Work to be completed:
All that is needed is the lines from the one containing "What does this" through the end of the listing, printed exactly, with no pictures among them.

Material shown:
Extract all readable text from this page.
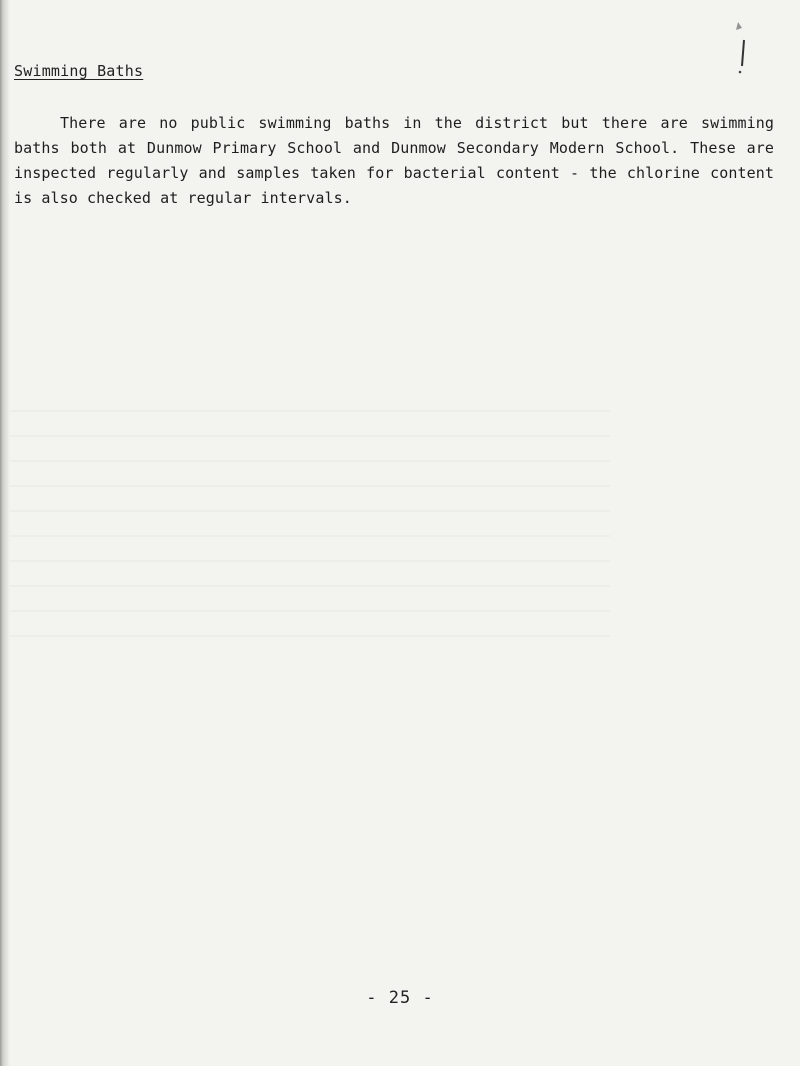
Swimming Baths

There are no public swimming baths in the district but there are swimming baths both at Dunmow Primary School and Dunmow Secondary Modern School. These are inspected regularly and samples taken for bacterial content - the chlorine content is also checked at regular intervals.

- 25 -
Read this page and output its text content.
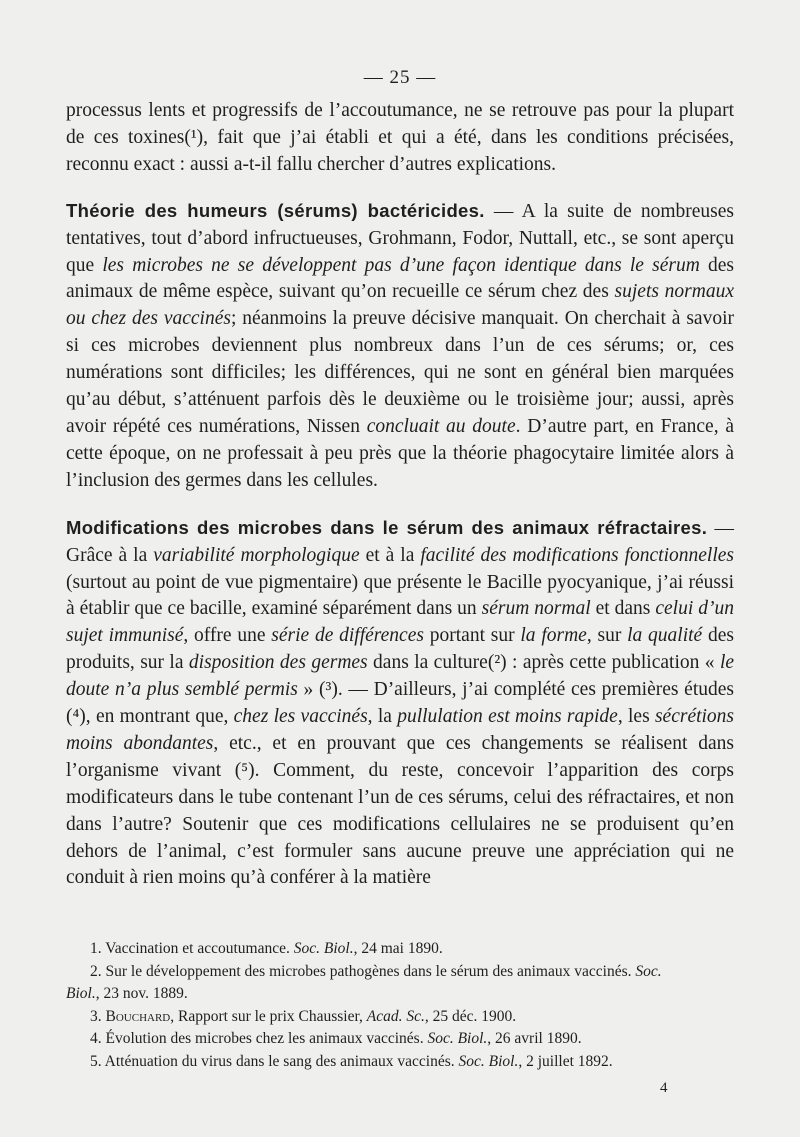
— 25 —

processus lents et progressifs de l’accoutumance, ne se retrouve pas pour la plupart de ces toxines(¹), fait que j’ai établi et qui a été, dans les conditions précisées, reconnu exact : aussi a-t-il fallu chercher d’autres explications.

Théorie des humeurs (sérums) bactéricides. — A la suite de nombreuses tentatives, tout d’abord infructueuses, Grohmann, Fodor, Nuttall, etc., se sont aperçu que les microbes ne se développent pas d’une façon identique dans le sérum des animaux de même espèce, suivant qu’on recueille ce sérum chez des sujets normaux ou chez des vaccinés; néanmoins la preuve décisive manquait. On cherchait à savoir si ces microbes deviennent plus nombreux dans l’un de ces sérums; or, ces numérations sont difficiles; les différences, qui ne sont en général bien marquées qu’au début, s’atténuent parfois dès le deuxième ou le troisième jour; aussi, après avoir répété ces numérations, Nissen concluait au doute. D’autre part, en France, à cette époque, on ne professait à peu près que la théorie phagocytaire limitée alors à l’inclusion des germes dans les cellules.

Modifications des microbes dans le sérum des animaux réfractaires. — Grâce à la variabilité morphologique et à la facilité des modifications fonctionnelles (surtout au point de vue pigmentaire) que présente le Bacille pyocyanique, j’ai réussi à établir que ce bacille, examiné séparément dans un sérum normal et dans celui d’un sujet immunisé, offre une série de différences portant sur la forme, sur la qualité des produits, sur la disposition des germes dans la culture(²) : après cette publication « le doute n’a plus semblé permis » (³). — D’ailleurs, j’ai complété ces premières études (⁴), en montrant que, chez les vaccinés, la pullulation est moins rapide, les sécrétions moins abondantes, etc., et en prouvant que ces changements se réalisent dans l’organisme vivant (⁵). Comment, du reste, concevoir l’apparition des corps modificateurs dans le tube contenant l’un de ces sérums, celui des réfractaires, et non dans l’autre? Soutenir que ces modifications cellulaires ne se produisent qu’en dehors de l’animal, c’est formuler sans aucune preuve une appréciation qui ne conduit à rien moins qu’à conférer à la matière

1. Vaccination et accoutumance. Soc. Biol., 24 mai 1890.
2. Sur le développement des microbes pathogènes dans le sérum des animaux vaccinés. Soc.
Biol., 23 nov. 1889.
3. Bouchard, Rapport sur le prix Chaussier, Acad. Sc., 25 déc. 1900.
4. Évolution des microbes chez les animaux vaccinés. Soc. Biol., 26 avril 1890.
5. Atténuation du virus dans le sang des animaux vaccinés. Soc. Biol., 2 juillet 1892.
4
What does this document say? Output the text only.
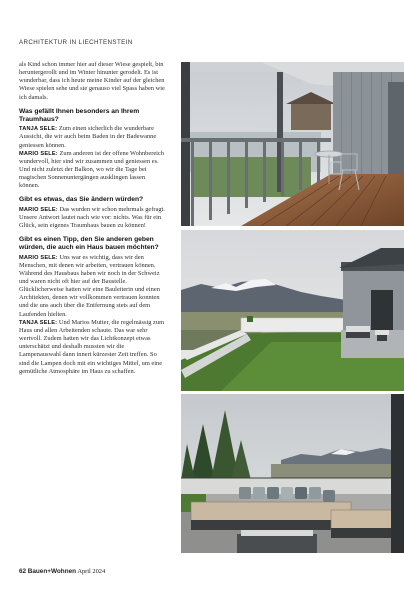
ARCHITEKTUR IN LIECHTENSTEIN

als Kind schon immer hier auf dieser Wiese gespielt, bin heruntergerollt und im Winter hinunter gerodelt. Es ist wunderbar, dass ich heute meine Kinder auf der gleichen Wiese spielen sehe und sie genauso viel Spass haben wie ich damals.

Was gefällt Ihnen besonders an Ihrem Traumhaus?

TANJA SELE: Zum einen sicherlich die wunderbare Aussicht, die wir auch beim Baden in der Badewanne geniessen können.

MARIO SELE: Zum anderen ist der offene Wohnbereich wundervoll, hier sind wir zusammen und geniessen es. Und nicht zuletzt der Balkon, wo wir die Tage bei magischen Sonnenuntergängen ausklingen lassen können.

Gibt es etwas, das Sie ändern würden?

MARIO SELE: Das wurden wir schon mehrmals gefragt. Unsere Antwort lautet nach wie vor: nichts. Was für ein Glück, sein eigenes Traumhaus bauen zu können!

Gibt es einen Tipp, den Sie anderen geben würden, die auch ein Haus bauen möchten?

MARIO SELE: Uns war es wichtig, dass wir den Menschen, mit denen wir arbeiten, vertrauen können. Während des Hausbaus haben wir noch in der Schweiz und waren nicht oft hier auf der Baustelle. Glücklicherweise hatten wir eine Bauleiterin und einen Architekten, denen wir vollkommen vertrauen konnten und die uns auch über die Entfernung stets auf dem Laufenden hielten.

TANJA SELE: Und Marios Mutter, die regelmässig zum Haus und allen Arbeitenden schaute. Das war sehr wertvoll. Zudem hatten wir das Lichtkonzept etwas unterschätzt und deshalb mussten wir die Lampenauswahl dann innert kürzester Zeit treffen. So sind die Lampen doch mit ein wichtiges Mittel, um eine gemütliche Atmosphäre im Haus zu schaffen.

62 Bauen+Wohnen April 2024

Completed exercise:
What does this document say? Output the text only.
ARCHITEKTUR IN LIECHTENSTEIN

als Kind schon immer hier auf dieser Wiese gespielt, bin heruntergerollt und im Winter hinunter gerodelt. Es ist wunderbar, dass ich heute meine Kinder auf der gleichen Wiese spielen sehe und sie genauso viel Spass haben wie ich damals.

Was gefällt Ihnen besonders an Ihrem Traumhaus?

TANJA SELE: Zum einen sicherlich die wunderbare Aussicht, die wir auch beim Baden in der Badewanne geniessen können.

MARIO SELE: Zum anderen ist der offene Wohnbereich wundervoll, hier sind wir zusammen und geniessen es. Und nicht zuletzt der Balkon, wo wir die Tage bei magischen Sonnenuntergängen ausklingen lassen können.

Gibt es etwas, das Sie ändern würden?

MARIO SELE: Das wurden wir schon mehrmals gefragt. Unsere Antwort lautet nach wie vor: nichts. Was für ein Glück, sein eigenes Traumhaus bauen zu können!

Gibt es einen Tipp, den Sie anderen geben würden, die auch ein Haus bauen möchten?

MARIO SELE: Uns war es wichtig, dass wir den Menschen, mit denen wir arbeiten, vertrauen können. Während des Hausbaus haben wir noch in der Schweiz und waren nicht oft hier auf der Baustelle. Glücklicherweise hatten wir eine Bauleiterin und einen Architekten, denen wir vollkommen vertrauen konnten und die uns auch über die Entfernung stets auf dem Laufenden hielten.

TANJA SELE: Und Marios Mutter, die regelmässig zum Haus und allen Arbeitenden schaute. Das war sehr wertvoll. Zudem hatten wir das Lichtkonzept etwas unterschätzt und deshalb mussten wir die Lampenauswahl dann innert kürzester Zeit treffen. So sind die Lampen doch mit ein wichtiges Mittel, um eine gemütliche Atmosphäre im Haus zu schaffen.

62 Bauen+Wohnen April 2024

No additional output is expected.